Dataset items:

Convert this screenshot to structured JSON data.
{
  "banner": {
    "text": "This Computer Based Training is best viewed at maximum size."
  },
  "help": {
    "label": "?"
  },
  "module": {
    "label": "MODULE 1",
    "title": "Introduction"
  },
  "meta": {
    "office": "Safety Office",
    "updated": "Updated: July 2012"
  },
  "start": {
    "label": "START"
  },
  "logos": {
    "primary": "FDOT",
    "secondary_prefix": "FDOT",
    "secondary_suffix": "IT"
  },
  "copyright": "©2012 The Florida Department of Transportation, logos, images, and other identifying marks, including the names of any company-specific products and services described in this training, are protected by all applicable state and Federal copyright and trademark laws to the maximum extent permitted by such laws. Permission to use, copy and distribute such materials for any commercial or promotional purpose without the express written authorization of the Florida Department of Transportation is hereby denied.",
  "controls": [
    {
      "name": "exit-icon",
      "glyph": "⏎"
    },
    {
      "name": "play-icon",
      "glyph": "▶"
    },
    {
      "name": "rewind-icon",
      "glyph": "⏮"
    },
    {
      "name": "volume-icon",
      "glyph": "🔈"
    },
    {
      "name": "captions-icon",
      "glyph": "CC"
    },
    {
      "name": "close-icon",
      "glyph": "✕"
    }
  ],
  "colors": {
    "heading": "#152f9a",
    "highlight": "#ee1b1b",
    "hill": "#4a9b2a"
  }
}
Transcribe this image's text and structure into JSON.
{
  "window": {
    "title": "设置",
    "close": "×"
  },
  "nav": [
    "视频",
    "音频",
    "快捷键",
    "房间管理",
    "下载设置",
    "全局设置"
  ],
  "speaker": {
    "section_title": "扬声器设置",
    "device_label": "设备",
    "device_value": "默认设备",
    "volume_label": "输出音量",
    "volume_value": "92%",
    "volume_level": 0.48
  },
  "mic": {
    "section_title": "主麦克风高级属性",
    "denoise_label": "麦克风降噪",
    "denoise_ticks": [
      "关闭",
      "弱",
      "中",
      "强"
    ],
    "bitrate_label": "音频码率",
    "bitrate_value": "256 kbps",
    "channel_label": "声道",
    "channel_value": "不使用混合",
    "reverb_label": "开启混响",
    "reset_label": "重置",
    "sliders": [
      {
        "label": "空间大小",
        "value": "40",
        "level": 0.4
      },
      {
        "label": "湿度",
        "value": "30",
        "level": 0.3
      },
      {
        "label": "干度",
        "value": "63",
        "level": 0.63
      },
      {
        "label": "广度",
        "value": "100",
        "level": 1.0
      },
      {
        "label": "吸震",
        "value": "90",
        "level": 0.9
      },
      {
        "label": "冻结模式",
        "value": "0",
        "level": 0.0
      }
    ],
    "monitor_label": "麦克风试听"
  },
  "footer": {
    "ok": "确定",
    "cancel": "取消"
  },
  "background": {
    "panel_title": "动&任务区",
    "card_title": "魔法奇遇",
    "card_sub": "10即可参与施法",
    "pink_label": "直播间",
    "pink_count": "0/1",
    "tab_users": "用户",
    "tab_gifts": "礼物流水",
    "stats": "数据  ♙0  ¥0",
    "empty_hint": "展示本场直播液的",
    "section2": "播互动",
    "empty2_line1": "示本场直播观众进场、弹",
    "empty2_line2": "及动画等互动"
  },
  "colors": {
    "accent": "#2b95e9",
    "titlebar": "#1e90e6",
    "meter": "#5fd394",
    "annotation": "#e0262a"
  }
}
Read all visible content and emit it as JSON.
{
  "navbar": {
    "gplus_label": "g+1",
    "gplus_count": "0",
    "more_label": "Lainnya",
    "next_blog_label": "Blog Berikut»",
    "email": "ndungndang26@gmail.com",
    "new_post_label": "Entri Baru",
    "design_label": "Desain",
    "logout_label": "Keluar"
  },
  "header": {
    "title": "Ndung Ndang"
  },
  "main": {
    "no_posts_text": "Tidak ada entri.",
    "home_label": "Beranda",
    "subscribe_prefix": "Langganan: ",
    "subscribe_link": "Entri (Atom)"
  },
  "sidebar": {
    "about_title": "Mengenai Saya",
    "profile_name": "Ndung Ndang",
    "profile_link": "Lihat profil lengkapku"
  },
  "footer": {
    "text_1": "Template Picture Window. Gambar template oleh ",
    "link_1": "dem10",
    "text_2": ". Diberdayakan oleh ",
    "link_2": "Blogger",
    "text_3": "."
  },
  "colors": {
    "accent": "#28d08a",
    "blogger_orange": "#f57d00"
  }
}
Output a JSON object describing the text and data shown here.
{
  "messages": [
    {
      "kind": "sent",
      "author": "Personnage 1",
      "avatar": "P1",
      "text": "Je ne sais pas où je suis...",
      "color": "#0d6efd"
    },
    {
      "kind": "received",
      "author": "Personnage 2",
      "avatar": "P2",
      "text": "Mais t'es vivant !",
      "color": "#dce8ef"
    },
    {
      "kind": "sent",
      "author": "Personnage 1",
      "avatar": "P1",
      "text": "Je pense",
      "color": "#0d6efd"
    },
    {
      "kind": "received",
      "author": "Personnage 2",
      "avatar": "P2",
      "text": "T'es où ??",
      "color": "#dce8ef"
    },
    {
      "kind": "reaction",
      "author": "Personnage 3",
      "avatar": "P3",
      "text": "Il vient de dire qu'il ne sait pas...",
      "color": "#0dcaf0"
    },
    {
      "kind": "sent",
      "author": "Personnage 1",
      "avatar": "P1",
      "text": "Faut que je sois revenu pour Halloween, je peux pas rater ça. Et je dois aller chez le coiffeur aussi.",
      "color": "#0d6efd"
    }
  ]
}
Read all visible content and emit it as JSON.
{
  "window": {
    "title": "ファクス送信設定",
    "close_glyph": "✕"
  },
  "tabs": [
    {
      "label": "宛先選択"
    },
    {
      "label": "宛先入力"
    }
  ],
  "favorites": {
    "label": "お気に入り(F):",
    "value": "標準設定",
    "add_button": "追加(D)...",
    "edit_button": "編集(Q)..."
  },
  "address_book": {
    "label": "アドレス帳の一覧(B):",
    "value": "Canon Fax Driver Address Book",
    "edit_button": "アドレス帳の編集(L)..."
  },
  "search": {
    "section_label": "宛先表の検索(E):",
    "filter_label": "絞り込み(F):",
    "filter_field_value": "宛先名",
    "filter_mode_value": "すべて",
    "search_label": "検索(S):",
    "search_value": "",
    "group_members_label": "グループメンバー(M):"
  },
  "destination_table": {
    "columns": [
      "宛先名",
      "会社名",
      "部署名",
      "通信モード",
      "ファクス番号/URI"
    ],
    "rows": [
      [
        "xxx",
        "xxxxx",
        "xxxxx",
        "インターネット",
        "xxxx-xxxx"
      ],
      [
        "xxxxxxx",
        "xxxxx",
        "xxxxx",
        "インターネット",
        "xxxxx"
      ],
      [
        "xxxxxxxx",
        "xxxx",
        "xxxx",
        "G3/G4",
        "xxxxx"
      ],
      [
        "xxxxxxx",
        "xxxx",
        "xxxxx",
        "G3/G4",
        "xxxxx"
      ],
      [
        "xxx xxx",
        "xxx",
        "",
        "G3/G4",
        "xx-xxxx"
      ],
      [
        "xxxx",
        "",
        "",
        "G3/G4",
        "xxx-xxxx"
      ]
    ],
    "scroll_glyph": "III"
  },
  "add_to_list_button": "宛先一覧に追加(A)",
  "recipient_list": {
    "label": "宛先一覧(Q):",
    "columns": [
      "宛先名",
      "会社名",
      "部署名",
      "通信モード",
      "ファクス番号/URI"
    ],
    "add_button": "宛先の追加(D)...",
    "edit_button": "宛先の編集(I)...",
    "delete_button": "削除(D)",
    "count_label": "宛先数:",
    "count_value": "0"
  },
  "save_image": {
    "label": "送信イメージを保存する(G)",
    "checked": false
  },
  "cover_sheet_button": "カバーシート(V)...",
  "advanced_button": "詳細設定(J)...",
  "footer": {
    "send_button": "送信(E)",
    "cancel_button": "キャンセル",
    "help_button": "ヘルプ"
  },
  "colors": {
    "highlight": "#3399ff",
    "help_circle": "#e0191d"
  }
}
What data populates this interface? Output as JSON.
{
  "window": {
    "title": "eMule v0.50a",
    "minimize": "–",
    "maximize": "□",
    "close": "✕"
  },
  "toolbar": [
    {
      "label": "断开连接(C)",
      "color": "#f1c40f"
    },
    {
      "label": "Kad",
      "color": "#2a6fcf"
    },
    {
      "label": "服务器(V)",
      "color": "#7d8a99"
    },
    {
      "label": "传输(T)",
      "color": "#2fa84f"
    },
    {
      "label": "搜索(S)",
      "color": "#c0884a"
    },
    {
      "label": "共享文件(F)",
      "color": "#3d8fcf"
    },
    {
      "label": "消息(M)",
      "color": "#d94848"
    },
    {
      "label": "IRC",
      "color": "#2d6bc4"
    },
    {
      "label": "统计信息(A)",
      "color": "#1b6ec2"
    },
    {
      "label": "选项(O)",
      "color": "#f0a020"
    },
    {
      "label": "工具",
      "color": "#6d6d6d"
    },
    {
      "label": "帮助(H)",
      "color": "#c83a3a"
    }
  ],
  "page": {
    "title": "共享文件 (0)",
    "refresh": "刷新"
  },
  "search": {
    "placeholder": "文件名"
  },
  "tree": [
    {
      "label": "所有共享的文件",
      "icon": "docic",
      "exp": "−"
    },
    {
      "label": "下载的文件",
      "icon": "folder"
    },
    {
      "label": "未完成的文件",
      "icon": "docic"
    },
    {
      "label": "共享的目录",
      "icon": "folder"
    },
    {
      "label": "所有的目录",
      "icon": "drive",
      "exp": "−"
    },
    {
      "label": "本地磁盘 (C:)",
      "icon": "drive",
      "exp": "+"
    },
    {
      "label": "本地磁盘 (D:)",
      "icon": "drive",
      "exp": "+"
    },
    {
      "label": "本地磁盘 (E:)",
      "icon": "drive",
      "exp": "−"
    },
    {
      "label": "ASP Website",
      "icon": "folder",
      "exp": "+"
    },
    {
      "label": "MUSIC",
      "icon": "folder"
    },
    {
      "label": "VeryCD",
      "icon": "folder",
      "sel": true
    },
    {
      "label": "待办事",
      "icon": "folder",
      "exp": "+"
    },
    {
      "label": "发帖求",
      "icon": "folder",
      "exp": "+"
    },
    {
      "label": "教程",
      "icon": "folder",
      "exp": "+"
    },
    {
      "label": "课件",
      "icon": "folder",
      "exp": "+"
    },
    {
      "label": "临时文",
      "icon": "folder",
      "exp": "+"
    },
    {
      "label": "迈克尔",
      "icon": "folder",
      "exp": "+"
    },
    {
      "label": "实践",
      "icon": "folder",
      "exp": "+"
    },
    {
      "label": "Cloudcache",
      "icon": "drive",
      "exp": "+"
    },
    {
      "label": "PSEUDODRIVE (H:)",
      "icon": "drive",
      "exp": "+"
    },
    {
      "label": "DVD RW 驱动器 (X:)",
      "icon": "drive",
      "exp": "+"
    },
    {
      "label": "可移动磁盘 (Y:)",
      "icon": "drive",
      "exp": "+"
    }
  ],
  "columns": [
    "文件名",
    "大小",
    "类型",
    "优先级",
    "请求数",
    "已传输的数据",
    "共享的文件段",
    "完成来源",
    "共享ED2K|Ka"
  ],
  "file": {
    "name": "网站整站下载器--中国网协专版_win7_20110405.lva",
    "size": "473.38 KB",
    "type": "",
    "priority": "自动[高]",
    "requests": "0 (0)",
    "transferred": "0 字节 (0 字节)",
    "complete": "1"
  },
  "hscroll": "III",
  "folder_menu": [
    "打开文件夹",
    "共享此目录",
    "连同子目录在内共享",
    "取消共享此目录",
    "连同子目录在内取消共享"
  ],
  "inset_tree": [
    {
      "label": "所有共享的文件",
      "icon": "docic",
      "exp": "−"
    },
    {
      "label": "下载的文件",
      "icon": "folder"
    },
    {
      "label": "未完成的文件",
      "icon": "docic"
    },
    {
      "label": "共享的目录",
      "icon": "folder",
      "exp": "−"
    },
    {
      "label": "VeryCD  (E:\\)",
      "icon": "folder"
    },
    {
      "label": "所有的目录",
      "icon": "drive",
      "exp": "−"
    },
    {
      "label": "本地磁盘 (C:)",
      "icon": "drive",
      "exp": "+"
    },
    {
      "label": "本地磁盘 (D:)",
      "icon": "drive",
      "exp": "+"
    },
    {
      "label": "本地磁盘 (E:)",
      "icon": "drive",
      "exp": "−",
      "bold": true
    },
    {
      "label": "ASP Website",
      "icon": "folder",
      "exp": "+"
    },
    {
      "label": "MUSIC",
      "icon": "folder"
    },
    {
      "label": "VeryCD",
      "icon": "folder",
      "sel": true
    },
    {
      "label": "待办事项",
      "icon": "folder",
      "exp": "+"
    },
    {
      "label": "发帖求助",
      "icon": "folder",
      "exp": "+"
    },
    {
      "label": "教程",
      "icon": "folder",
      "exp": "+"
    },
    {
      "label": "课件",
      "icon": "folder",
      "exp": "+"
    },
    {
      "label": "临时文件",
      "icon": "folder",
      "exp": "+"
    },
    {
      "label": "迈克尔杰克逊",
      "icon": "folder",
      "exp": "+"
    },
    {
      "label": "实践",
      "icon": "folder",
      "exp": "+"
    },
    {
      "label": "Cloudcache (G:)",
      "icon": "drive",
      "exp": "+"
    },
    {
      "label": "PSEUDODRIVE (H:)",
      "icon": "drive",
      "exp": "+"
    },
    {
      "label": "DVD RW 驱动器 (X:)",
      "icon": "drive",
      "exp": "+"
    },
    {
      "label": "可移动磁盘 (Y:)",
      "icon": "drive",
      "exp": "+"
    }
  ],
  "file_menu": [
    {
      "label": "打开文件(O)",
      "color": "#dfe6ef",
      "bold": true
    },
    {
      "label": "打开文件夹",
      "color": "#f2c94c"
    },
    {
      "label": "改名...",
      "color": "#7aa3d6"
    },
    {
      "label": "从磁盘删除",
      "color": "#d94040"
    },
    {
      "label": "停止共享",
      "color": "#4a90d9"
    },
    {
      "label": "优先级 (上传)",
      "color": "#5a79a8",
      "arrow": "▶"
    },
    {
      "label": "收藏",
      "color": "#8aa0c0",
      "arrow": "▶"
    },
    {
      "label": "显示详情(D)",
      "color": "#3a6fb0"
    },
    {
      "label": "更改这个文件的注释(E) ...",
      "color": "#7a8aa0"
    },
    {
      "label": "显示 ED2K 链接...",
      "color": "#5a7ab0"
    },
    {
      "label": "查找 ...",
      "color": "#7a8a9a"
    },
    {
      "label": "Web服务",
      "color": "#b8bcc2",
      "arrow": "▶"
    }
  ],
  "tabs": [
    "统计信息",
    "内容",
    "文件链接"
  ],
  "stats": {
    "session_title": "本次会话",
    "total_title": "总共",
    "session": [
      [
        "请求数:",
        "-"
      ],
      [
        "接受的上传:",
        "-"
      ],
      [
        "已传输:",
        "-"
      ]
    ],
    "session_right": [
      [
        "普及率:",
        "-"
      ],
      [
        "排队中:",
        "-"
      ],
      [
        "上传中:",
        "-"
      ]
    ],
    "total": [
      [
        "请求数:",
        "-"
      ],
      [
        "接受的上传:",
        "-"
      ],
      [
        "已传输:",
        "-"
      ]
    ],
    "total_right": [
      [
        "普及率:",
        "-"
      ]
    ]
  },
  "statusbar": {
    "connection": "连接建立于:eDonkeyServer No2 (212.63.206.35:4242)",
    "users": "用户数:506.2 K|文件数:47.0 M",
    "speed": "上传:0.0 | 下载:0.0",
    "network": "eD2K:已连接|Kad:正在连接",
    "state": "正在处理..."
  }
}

● Exercise details: Report each line in the data that holds the word "state".

● Exercise solution:
  "copyright": "©2012 The Florida Department of Transportation, logos, images, and other identifying marks, including the names of any company-specific products and services described in this training, are protected by all applicable state and Federal copyright and trademark laws to the maximum extent permitted by such laws. Permission to use, copy and distribute such materials for any commercial or promotional purpose without the express written authorization of the Florida Department of Transportation is hereby denied.",
    "state": "正在处理..."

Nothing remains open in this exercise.